**EXERCISE DESCRIPTION:**
Copy each of the items below word for word, keeping every line unchanged.

**STORED DATA:**
— BEGIN —

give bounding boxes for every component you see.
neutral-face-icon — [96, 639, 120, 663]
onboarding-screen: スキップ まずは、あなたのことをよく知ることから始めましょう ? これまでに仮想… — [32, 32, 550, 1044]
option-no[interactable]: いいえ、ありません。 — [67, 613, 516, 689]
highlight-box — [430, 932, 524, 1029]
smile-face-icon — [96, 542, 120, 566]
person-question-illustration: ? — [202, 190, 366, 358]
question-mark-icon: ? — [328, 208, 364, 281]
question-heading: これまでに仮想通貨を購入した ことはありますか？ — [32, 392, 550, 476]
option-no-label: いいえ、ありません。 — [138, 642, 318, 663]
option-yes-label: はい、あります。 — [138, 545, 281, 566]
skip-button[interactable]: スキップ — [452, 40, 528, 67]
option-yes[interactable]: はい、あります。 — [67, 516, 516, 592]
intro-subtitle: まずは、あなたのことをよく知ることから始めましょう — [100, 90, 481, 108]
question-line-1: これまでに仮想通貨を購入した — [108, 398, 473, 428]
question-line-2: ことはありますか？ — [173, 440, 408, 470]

— END —

**RESULT BELOW:**
give bounding boxes for every component you see.
neutral-face-icon — [96, 639, 120, 663]
onboarding-screen: スキップ まずは、あなたのことをよく知ることから始めましょう ? これまでに仮想… — [32, 32, 550, 1044]
option-no[interactable]: いいえ、ありません。 — [67, 613, 516, 689]
highlight-box — [430, 932, 524, 1029]
smile-face-icon — [96, 542, 120, 566]
person-question-illustration: ? — [202, 190, 366, 358]
question-mark-icon: ? — [328, 208, 364, 281]
question-heading: これまでに仮想通貨を購入した ことはありますか？ — [32, 392, 550, 476]
option-no-label: いいえ、ありません。 — [138, 642, 318, 663]
option-yes-label: はい、あります。 — [138, 545, 281, 566]
skip-button[interactable]: スキップ — [452, 40, 528, 67]
option-yes[interactable]: はい、あります。 — [67, 516, 516, 592]
intro-subtitle: まずは、あなたのことをよく知ることから始めましょう — [100, 90, 481, 108]
question-line-1: これまでに仮想通貨を購入した — [108, 398, 473, 428]
question-line-2: ことはありますか？ — [173, 440, 408, 470]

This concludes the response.